[Stored items]
** Begin **
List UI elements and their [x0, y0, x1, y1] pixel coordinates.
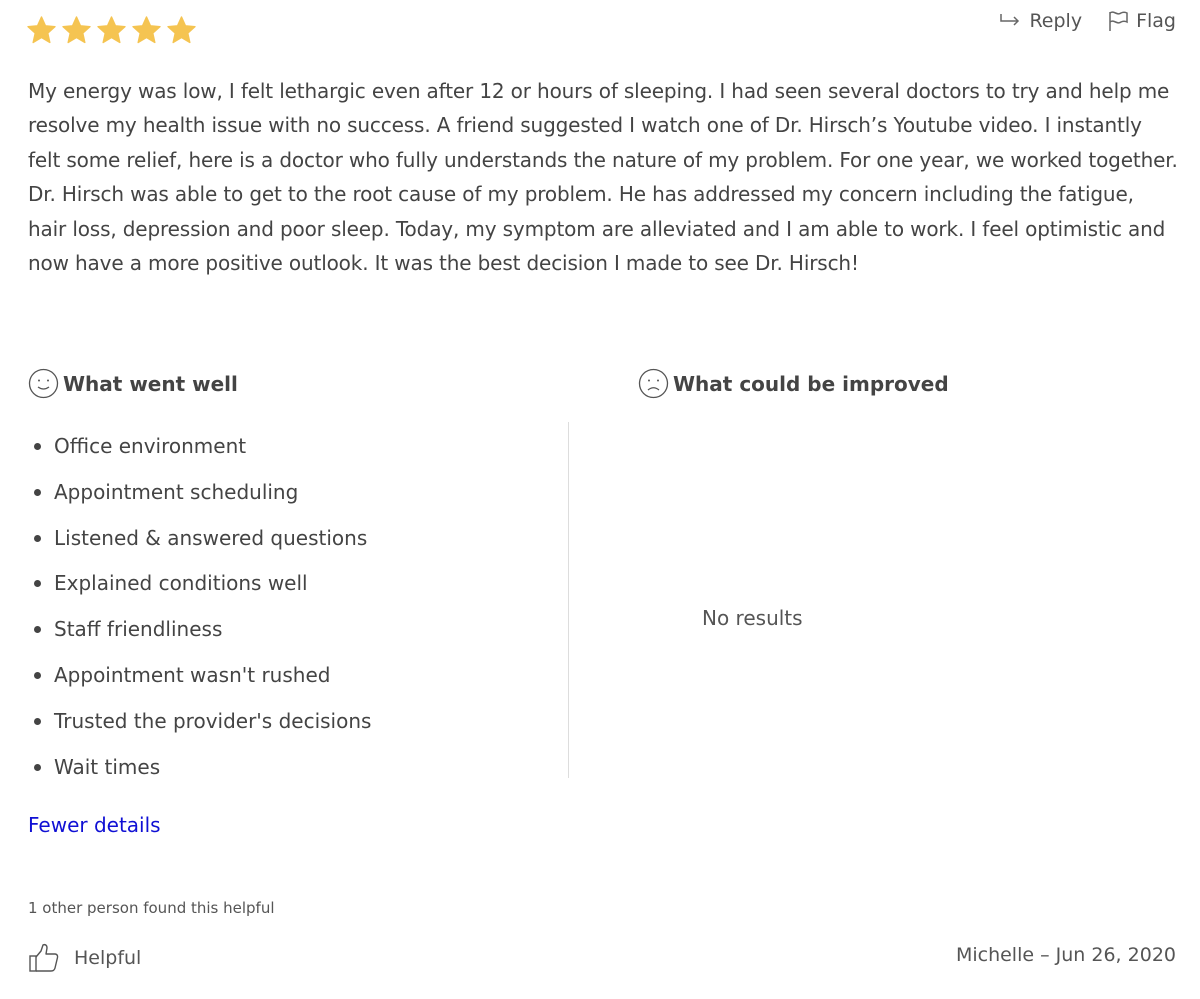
star-icon: [27, 16, 56, 44]
went-well-heading: What went well: [28, 368, 238, 399]
frown-face-icon: [638, 368, 669, 399]
list-item: Office environment: [30, 424, 371, 470]
bullet: [34, 717, 41, 725]
helpful-count-text: 1 other person found this helpful: [28, 899, 275, 917]
list-item-label: Explained conditions well: [54, 571, 308, 596]
fewer-details-link[interactable]: Fewer details: [28, 813, 161, 837]
review-date: Jun 26, 2020: [1055, 944, 1176, 966]
list-item-label: Appointment wasn't rushed: [54, 662, 331, 687]
list-item: Wait times: [30, 745, 371, 791]
bullet: [34, 580, 41, 588]
bullet: [34, 488, 41, 496]
bullet: [34, 443, 41, 450]
could-improve-heading: What could be improved: [638, 368, 949, 399]
star-icon: [62, 16, 91, 44]
reply-button[interactable]: Reply: [999, 10, 1082, 32]
list-item-label: Wait times: [54, 754, 161, 779]
star-icon: [132, 16, 161, 44]
list-item: Appointment wasn't rushed: [30, 653, 371, 699]
flag-icon: [1109, 11, 1128, 31]
reply-arrow-icon: [1000, 14, 1020, 26]
no-results-text: No results: [702, 606, 803, 630]
list-item: Listened & answered questions: [30, 516, 371, 562]
flag-button[interactable]: Flag: [1108, 10, 1176, 32]
byline-separator: –: [1040, 944, 1050, 966]
author-name: Michelle: [955, 944, 1035, 966]
could-improve-title: What could be improved: [673, 371, 949, 396]
helpful-button[interactable]: Helpful: [28, 942, 141, 974]
review-actions: Reply Flag: [999, 10, 1176, 32]
list-item-label: Trusted the provider's decisions: [54, 708, 372, 733]
bullet: [34, 534, 41, 542]
star-icon: [167, 16, 196, 44]
bullet: [34, 626, 41, 634]
review-text: My energy was low, I felt lethargic even…: [28, 79, 1178, 276]
star-rating: [26, 15, 197, 46]
star-icon: [97, 16, 126, 44]
went-well-title: What went well: [63, 371, 238, 396]
bullet: [34, 671, 41, 679]
list-item-label: Appointment scheduling: [54, 479, 299, 504]
list-item-label: Staff friendliness: [54, 617, 223, 642]
went-well-list: Office environment Appointment schedulin…: [30, 424, 371, 790]
flag-label: Flag: [1136, 10, 1176, 32]
list-item-label: Listened & answered questions: [54, 525, 368, 550]
list-item: Appointment scheduling: [30, 470, 371, 516]
helpful-label: Helpful: [74, 947, 142, 969]
column-divider: [568, 422, 569, 778]
list-item: Staff friendliness: [30, 607, 371, 653]
bullet: [34, 763, 41, 771]
list-item: Explained conditions well: [30, 561, 371, 607]
smile-face-icon: [28, 368, 59, 399]
list-item: Trusted the provider's decisions: [30, 699, 371, 745]
list-item-label: Office environment: [54, 434, 247, 458]
thumbs-up-icon: [29, 943, 59, 972]
review-byline: Michelle – Jun 26, 2020: [956, 944, 1176, 966]
reply-label: Reply: [1029, 10, 1083, 32]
** End **
- _Given problem_: Copy every line above word for word, leaving out the picture.

- _Solution for this problem_:
List UI elements and their [x0, y0, x1, y1] pixel coordinates.
star-icon: [27, 16, 56, 44]
went-well-heading: What went well: [28, 368, 238, 399]
frown-face-icon: [638, 368, 669, 399]
list-item: Office environment: [30, 424, 371, 470]
bullet: [34, 717, 41, 725]
helpful-count-text: 1 other person found this helpful: [28, 899, 275, 917]
list-item-label: Explained conditions well: [54, 571, 308, 596]
fewer-details-link[interactable]: Fewer details: [28, 813, 161, 837]
review-date: Jun 26, 2020: [1055, 944, 1176, 966]
list-item-label: Appointment wasn't rushed: [54, 662, 331, 687]
list-item: Wait times: [30, 745, 371, 791]
bullet: [34, 580, 41, 588]
bullet: [34, 488, 41, 496]
bullet: [34, 443, 41, 450]
could-improve-heading: What could be improved: [638, 368, 949, 399]
star-icon: [62, 16, 91, 44]
reply-button[interactable]: Reply: [999, 10, 1082, 32]
list-item-label: Wait times: [54, 754, 161, 779]
star-icon: [132, 16, 161, 44]
list-item: Appointment wasn't rushed: [30, 653, 371, 699]
flag-icon: [1109, 11, 1128, 31]
reply-arrow-icon: [1000, 14, 1020, 26]
no-results-text: No results: [702, 606, 803, 630]
list-item: Listened & answered questions: [30, 516, 371, 562]
flag-button[interactable]: Flag: [1108, 10, 1176, 32]
byline-separator: –: [1040, 944, 1050, 966]
author-name: Michelle: [955, 944, 1035, 966]
could-improve-title: What could be improved: [673, 371, 949, 396]
helpful-button[interactable]: Helpful: [28, 942, 141, 974]
review-actions: Reply Flag: [999, 10, 1176, 32]
list-item-label: Trusted the provider's decisions: [54, 708, 372, 733]
bullet: [34, 534, 41, 542]
star-icon: [167, 16, 196, 44]
bullet: [34, 626, 41, 634]
review-text: My energy was low, I felt lethargic even…: [28, 79, 1178, 276]
star-rating: [26, 15, 197, 46]
star-icon: [97, 16, 126, 44]
went-well-title: What went well: [63, 371, 238, 396]
bullet: [34, 671, 41, 679]
list-item-label: Appointment scheduling: [54, 479, 299, 504]
list-item-label: Staff friendliness: [54, 617, 223, 642]
went-well-list: Office environment Appointment schedulin…: [30, 424, 371, 790]
flag-label: Flag: [1136, 10, 1176, 32]
list-item-label: Listened & answered questions: [54, 525, 368, 550]
list-item: Appointment scheduling: [30, 470, 371, 516]
helpful-label: Helpful: [74, 947, 142, 969]
column-divider: [568, 422, 569, 778]
list-item: Staff friendliness: [30, 607, 371, 653]
bullet: [34, 763, 41, 771]
list-item: Explained conditions well: [30, 561, 371, 607]
smile-face-icon: [28, 368, 59, 399]
list-item: Trusted the provider's decisions: [30, 699, 371, 745]
list-item-label: Office environment: [54, 434, 247, 458]
thumbs-up-icon: [29, 943, 59, 972]
review-byline: Michelle – Jun 26, 2020: [956, 944, 1176, 966]
reply-label: Reply: [1029, 10, 1083, 32]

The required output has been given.